PROBLEM TO SOLVE: Work out how many lines hold "Environment". Give the number and nothing else.

ENTRIES SHOWN:
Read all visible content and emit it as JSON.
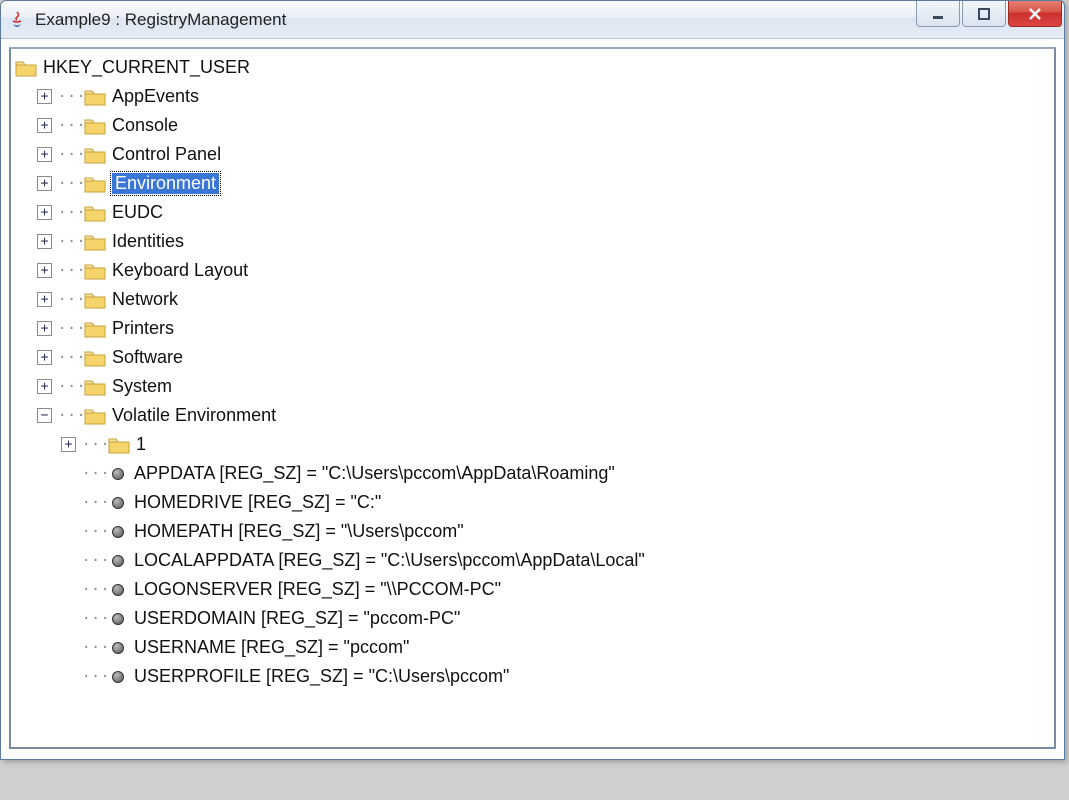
{
  "window": {
    "title": "Example9 : RegistryManagement"
  },
  "root": {
    "label": "HKEY_CURRENT_USER"
  },
  "folders": [
    {
      "label": "AppEvents",
      "selected": false
    },
    {
      "label": "Console",
      "selected": false
    },
    {
      "label": "Control Panel",
      "selected": false
    },
    {
      "label": "Environment",
      "selected": true
    },
    {
      "label": "EUDC",
      "selected": false
    },
    {
      "label": "Identities",
      "selected": false
    },
    {
      "label": "Keyboard Layout",
      "selected": false
    },
    {
      "label": "Network",
      "selected": false
    },
    {
      "label": "Printers",
      "selected": false
    },
    {
      "label": "Software",
      "selected": false
    },
    {
      "label": "System",
      "selected": false
    }
  ],
  "expanded": {
    "label": "Volatile Environment",
    "subfolder": {
      "label": "1"
    },
    "values": [
      "APPDATA  [REG_SZ] = \"C:\\Users\\pccom\\AppData\\Roaming\"",
      "HOMEDRIVE  [REG_SZ] = \"C:\"",
      "HOMEPATH  [REG_SZ] = \"\\Users\\pccom\"",
      "LOCALAPPDATA  [REG_SZ] = \"C:\\Users\\pccom\\AppData\\Local\"",
      "LOGONSERVER  [REG_SZ] = \"\\\\PCCOM-PC\"",
      "USERDOMAIN  [REG_SZ] = \"pccom-PC\"",
      "USERNAME  [REG_SZ] = \"pccom\"",
      "USERPROFILE  [REG_SZ] = \"C:\\Users\\pccom\""
    ]
  }
}
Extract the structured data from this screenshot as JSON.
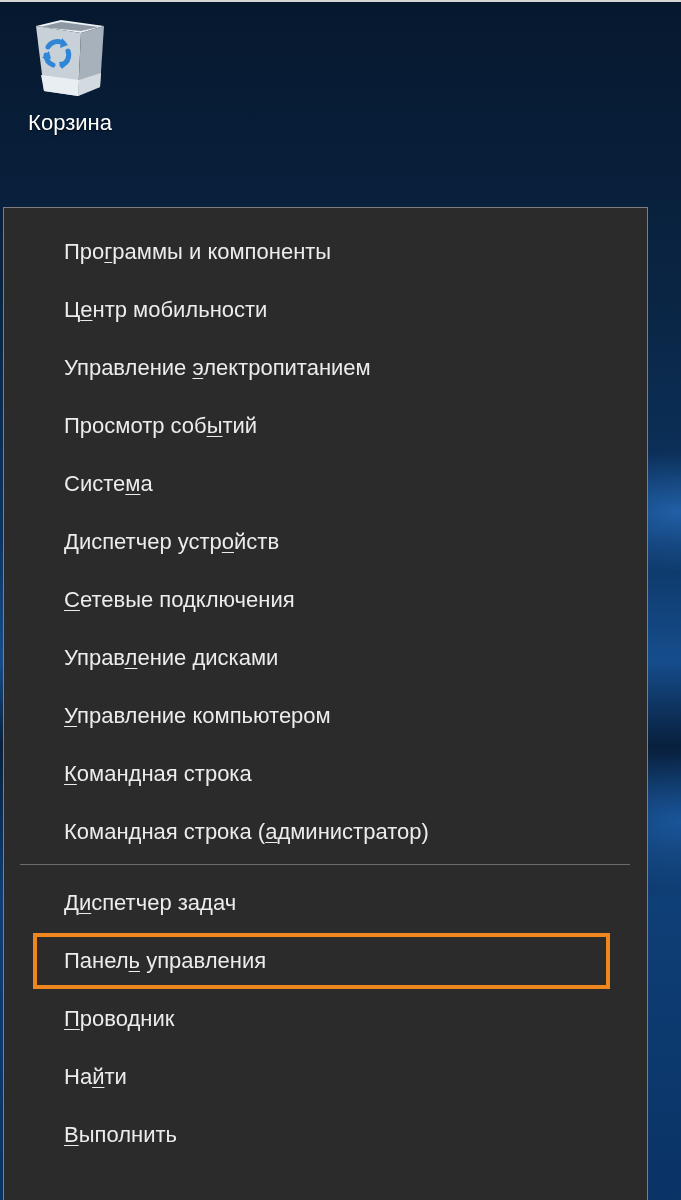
{
  "desktop": {
    "icons": [
      {
        "label": "Корзина"
      }
    ]
  },
  "context_menu": {
    "sections": [
      {
        "items": [
          {
            "label": {
              "before": "Про",
              "access_key": "г",
              "after": "раммы и компоненты"
            },
            "highlighted": false
          },
          {
            "label": {
              "before": "Ц",
              "access_key": "е",
              "after": "нтр мобильности"
            },
            "highlighted": false
          },
          {
            "label": {
              "before": "Управление ",
              "access_key": "э",
              "after": "лектропитанием"
            },
            "highlighted": false
          },
          {
            "label": {
              "before": "Просмотр соб",
              "access_key": "ы",
              "after": "тий"
            },
            "highlighted": false
          },
          {
            "label": {
              "before": "Систе",
              "access_key": "м",
              "after": "а"
            },
            "highlighted": false
          },
          {
            "label": {
              "before": "Диспетчер устр",
              "access_key": "о",
              "after": "йств"
            },
            "highlighted": false
          },
          {
            "label": {
              "access_key": "С",
              "after": "етевые подключения"
            },
            "highlighted": false
          },
          {
            "label": {
              "before": "Управ",
              "access_key": "л",
              "after": "ение дисками"
            },
            "highlighted": false
          },
          {
            "label": {
              "access_key": "У",
              "after": "правление компьютером"
            },
            "highlighted": false
          },
          {
            "label": {
              "access_key": "К",
              "after": "омандная строка"
            },
            "highlighted": false
          },
          {
            "label": {
              "before": "Командная строка (",
              "access_key": "а",
              "after": "дминистратор)"
            },
            "highlighted": false
          }
        ]
      },
      {
        "items": [
          {
            "label": {
              "before": "Д",
              "access_key": "и",
              "after": "спетчер задач"
            },
            "highlighted": false
          },
          {
            "label": {
              "before": "Панел",
              "access_key": "ь",
              "after": " управления"
            },
            "highlighted": true
          },
          {
            "label": {
              "access_key": "П",
              "after": "роводник"
            },
            "highlighted": false
          },
          {
            "label": {
              "before": "На",
              "access_key": "й",
              "after": "ти"
            },
            "highlighted": false
          },
          {
            "label": {
              "access_key": "В",
              "after": "ыполнить"
            },
            "highlighted": false
          }
        ]
      }
    ]
  }
}
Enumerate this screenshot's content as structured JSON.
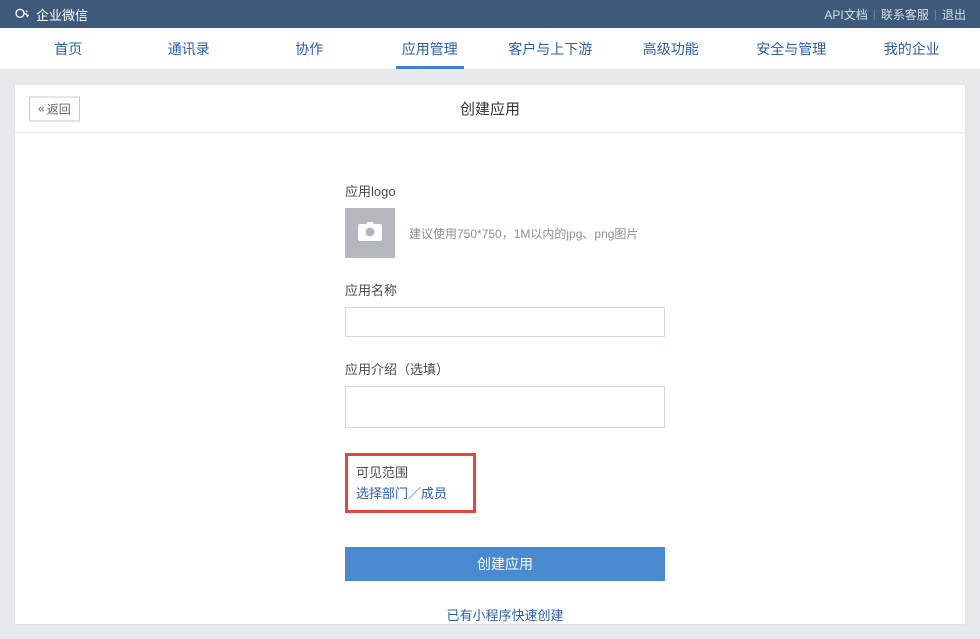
{
  "topbar": {
    "brand": "企业微信",
    "api_docs": "API文档",
    "contact": "联系客服",
    "logout": "退出"
  },
  "nav": {
    "items": [
      {
        "label": "首页"
      },
      {
        "label": "通讯录"
      },
      {
        "label": "协作"
      },
      {
        "label": "应用管理"
      },
      {
        "label": "客户与上下游"
      },
      {
        "label": "高级功能"
      },
      {
        "label": "安全与管理"
      },
      {
        "label": "我的企业"
      }
    ],
    "active_index": 3
  },
  "card": {
    "back": "返回",
    "title": "创建应用"
  },
  "form": {
    "logo_label": "应用logo",
    "logo_hint": "建议使用750*750，1M以内的jpg、png图片",
    "name_label": "应用名称",
    "name_value": "",
    "desc_label": "应用介绍（选填）",
    "desc_value": "",
    "scope_label": "可见范围",
    "scope_link": "选择部门／成员",
    "submit": "创建应用",
    "quick_link": "已有小程序快速创建"
  }
}
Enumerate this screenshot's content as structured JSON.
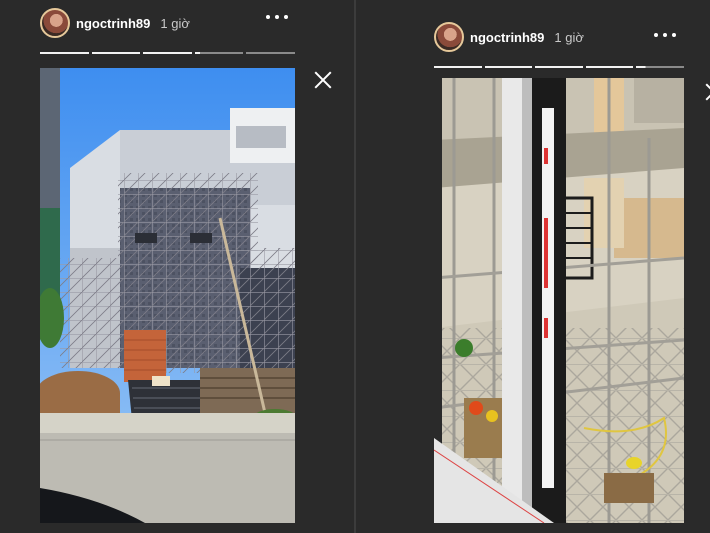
{
  "stories": [
    {
      "username": "ngoctrinh89",
      "time_ago": "1 giờ",
      "progress": [
        1,
        1,
        1,
        0.1,
        0
      ],
      "media": {
        "scene": "construction-site-exterior",
        "description_icon": "building-under-construction-photo"
      }
    },
    {
      "username": "ngoctrinh89",
      "time_ago": "1 giờ",
      "progress": [
        1,
        1,
        1,
        1,
        0.2
      ],
      "media": {
        "scene": "construction-site-interior",
        "description_icon": "scaffolding-through-window-photo"
      }
    }
  ],
  "icons": {
    "more": "more-options-icon",
    "close": "close-icon"
  },
  "colors": {
    "background": "#2a2a2a",
    "progress_active": "#f2f2f2",
    "progress_inactive": "#8a8a8a"
  }
}
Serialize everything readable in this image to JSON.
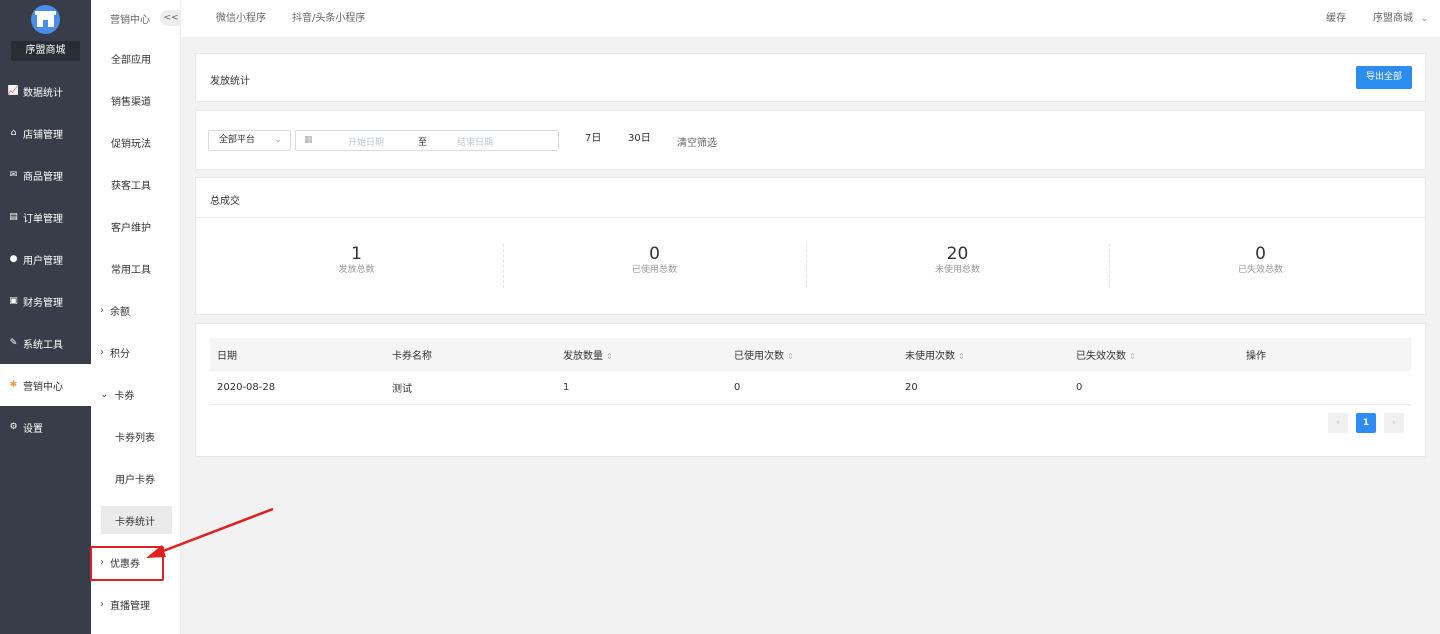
{
  "sidebar": {
    "store_name": "序盟商城",
    "items": [
      {
        "label": "数据统计",
        "icon": "chart-icon"
      },
      {
        "label": "店铺管理",
        "icon": "store-icon"
      },
      {
        "label": "商品管理",
        "icon": "goods-icon"
      },
      {
        "label": "订单管理",
        "icon": "order-icon"
      },
      {
        "label": "用户管理",
        "icon": "user-icon"
      },
      {
        "label": "财务管理",
        "icon": "finance-icon"
      },
      {
        "label": "系统工具",
        "icon": "wrench-icon"
      },
      {
        "label": "营销中心",
        "icon": "marketing-icon",
        "active": true
      },
      {
        "label": "设置",
        "icon": "gear-icon"
      }
    ]
  },
  "submenu": {
    "title": "营销中心",
    "collapse": "<<",
    "items": {
      "all_apps": "全部应用",
      "sales_channel": "销售渠道",
      "promotion": "促销玩法",
      "acquire_tools": "获客工具",
      "customer_care": "客户维护",
      "common_tools": "常用工具",
      "balance": "余额",
      "points": "积分",
      "card": "卡券",
      "card_list": "卡券列表",
      "user_card": "用户卡券",
      "card_stats": "卡券统计",
      "coupon": "优惠券",
      "live": "直播管理"
    }
  },
  "topbar": {
    "tabs": [
      "微信小程序",
      "抖音/头条小程序"
    ],
    "cache": "缓存",
    "store": "序盟商城"
  },
  "header_card": {
    "title": "发放统计",
    "export_button": "导出全部"
  },
  "filters": {
    "platform": "全部平台",
    "start_placeholder": "开始日期",
    "to": "至",
    "end_placeholder": "结束日期",
    "days7": "7日",
    "days30": "30日",
    "clear": "清空筛选"
  },
  "summary": {
    "title": "总成交",
    "stats": [
      {
        "value": "1",
        "label": "发放总数"
      },
      {
        "value": "0",
        "label": "已使用总数"
      },
      {
        "value": "20",
        "label": "未使用总数"
      },
      {
        "value": "0",
        "label": "已失效总数"
      }
    ]
  },
  "table": {
    "columns": [
      "日期",
      "卡券名称",
      "发放数量",
      "已使用次数",
      "未使用次数",
      "已失效次数",
      "操作"
    ],
    "rows": [
      [
        "2020-08-28",
        "测试",
        "1",
        "0",
        "20",
        "0",
        ""
      ]
    ]
  },
  "pagination": {
    "current": "1",
    "prev": "‹",
    "next": "›"
  },
  "colors": {
    "sidebar_bg": "#393d49",
    "primary": "#2d8cf0",
    "highlight": "#e02020"
  }
}
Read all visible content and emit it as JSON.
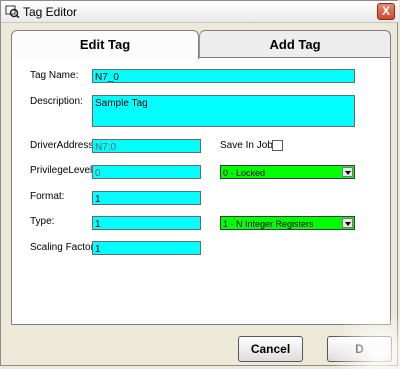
{
  "window": {
    "title": "Tag Editor",
    "close_label": "X"
  },
  "tabs": {
    "edit": "Edit Tag",
    "add": "Add Tag"
  },
  "form": {
    "tag_name": {
      "label": "Tag Name:",
      "value": "N7_0"
    },
    "description": {
      "label": "Description:",
      "value": "Sample Tag"
    },
    "driver_address": {
      "label": "DriverAddress:",
      "value": "N7:0"
    },
    "save_in_job": {
      "label": "Save In Job:",
      "checked": false
    },
    "privilege_level": {
      "label": "PrivilegeLevel:",
      "value": "0",
      "selected": "0 - Locked"
    },
    "format": {
      "label": "Format:",
      "value": "1"
    },
    "type": {
      "label": "Type:",
      "value": "1",
      "selected": "1 - N Integer Registers"
    },
    "scaling_factor": {
      "label": "Scaling Factor:",
      "value": "1"
    }
  },
  "buttons": {
    "cancel": "Cancel",
    "done": "D"
  },
  "colors": {
    "field": "#00ffff",
    "select": "#00ff00",
    "close": "#c94a2b"
  },
  "icons": {
    "app": "tag-editor-app-icon",
    "close": "close-icon",
    "dropdown": "chevron-down-icon"
  }
}
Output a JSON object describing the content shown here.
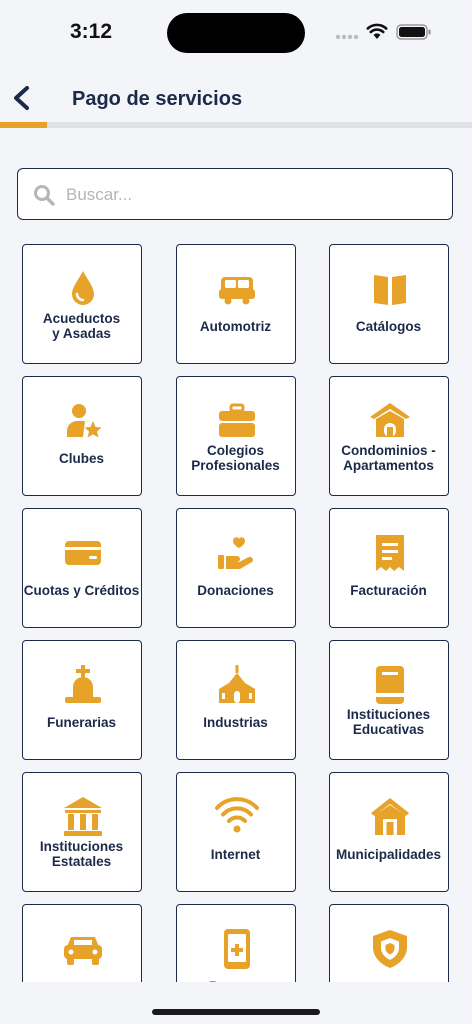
{
  "status_bar": {
    "time": "3:12"
  },
  "header": {
    "title": "Pago de servicios"
  },
  "progress": {
    "fraction": 0.1
  },
  "search": {
    "placeholder": "Buscar..."
  },
  "colors": {
    "accent": "#e6a229",
    "navy": "#1c2a4a",
    "background": "#f3f5f8"
  },
  "categories": [
    {
      "label": "Acueductos\ny Asadas",
      "icon": "water-drop-icon"
    },
    {
      "label": "Automotriz",
      "icon": "car-icon"
    },
    {
      "label": "Catálogos",
      "icon": "book-icon"
    },
    {
      "label": "Clubes",
      "icon": "user-star-icon"
    },
    {
      "label": "Colegios\nProfesionales",
      "icon": "briefcase-icon"
    },
    {
      "label": "Condominios -\nApartamentos",
      "icon": "house-icon"
    },
    {
      "label": "Cuotas y Créditos",
      "icon": "credit-card-icon"
    },
    {
      "label": "Donaciones",
      "icon": "hand-heart-icon"
    },
    {
      "label": "Facturación",
      "icon": "receipt-icon"
    },
    {
      "label": "Funerarias",
      "icon": "grave-icon"
    },
    {
      "label": "Industrias",
      "icon": "church-icon"
    },
    {
      "label": "Instituciones\nEducativas",
      "icon": "book-closed-icon"
    },
    {
      "label": "Instituciones\nEstatales",
      "icon": "bank-icon"
    },
    {
      "label": "Internet",
      "icon": "wifi-icon"
    },
    {
      "label": "Municipalidades",
      "icon": "building-icon"
    },
    {
      "label": "",
      "icon": "car-front-icon"
    },
    {
      "label": "Recarga",
      "icon": "phone-plus-icon"
    },
    {
      "label": "",
      "icon": "shield-icon"
    }
  ]
}
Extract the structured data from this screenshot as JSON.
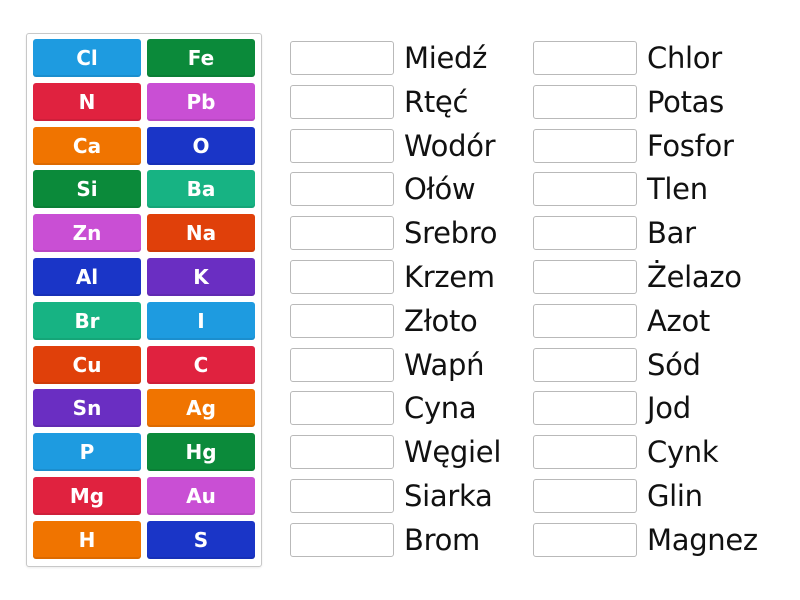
{
  "colors": {
    "blue": "#1e9be0",
    "green": "#0b8a3a",
    "red": "#e0223f",
    "purple": "#c94fd4",
    "orange": "#f07400",
    "navy": "#1a35c7",
    "teal": "#17b383",
    "vermilion": "#e0400a",
    "violet": "#6a2ec2"
  },
  "tiles": [
    {
      "symbol": "Cl",
      "color": "blue"
    },
    {
      "symbol": "Fe",
      "color": "green"
    },
    {
      "symbol": "N",
      "color": "red"
    },
    {
      "symbol": "Pb",
      "color": "purple"
    },
    {
      "symbol": "Ca",
      "color": "orange"
    },
    {
      "symbol": "O",
      "color": "navy"
    },
    {
      "symbol": "Si",
      "color": "green"
    },
    {
      "symbol": "Ba",
      "color": "teal"
    },
    {
      "symbol": "Zn",
      "color": "purple"
    },
    {
      "symbol": "Na",
      "color": "vermilion"
    },
    {
      "symbol": "Al",
      "color": "navy"
    },
    {
      "symbol": "K",
      "color": "violet"
    },
    {
      "symbol": "Br",
      "color": "teal"
    },
    {
      "symbol": "I",
      "color": "blue"
    },
    {
      "symbol": "Cu",
      "color": "vermilion"
    },
    {
      "symbol": "C",
      "color": "red"
    },
    {
      "symbol": "Sn",
      "color": "violet"
    },
    {
      "symbol": "Ag",
      "color": "orange"
    },
    {
      "symbol": "P",
      "color": "blue"
    },
    {
      "symbol": "Hg",
      "color": "green"
    },
    {
      "symbol": "Mg",
      "color": "red"
    },
    {
      "symbol": "Au",
      "color": "purple"
    },
    {
      "symbol": "H",
      "color": "orange"
    },
    {
      "symbol": "S",
      "color": "navy"
    }
  ],
  "targets_left": [
    "Miedź",
    "Rtęć",
    "Wodór",
    "Ołów",
    "Srebro",
    "Krzem",
    "Złoto",
    "Wapń",
    "Cyna",
    "Węgiel",
    "Siarka",
    "Brom"
  ],
  "targets_right": [
    "Chlor",
    "Potas",
    "Fosfor",
    "Tlen",
    "Bar",
    "Żelazo",
    "Azot",
    "Sód",
    "Jod",
    "Cynk",
    "Glin",
    "Magnez"
  ]
}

ANSWER IN FULL: 2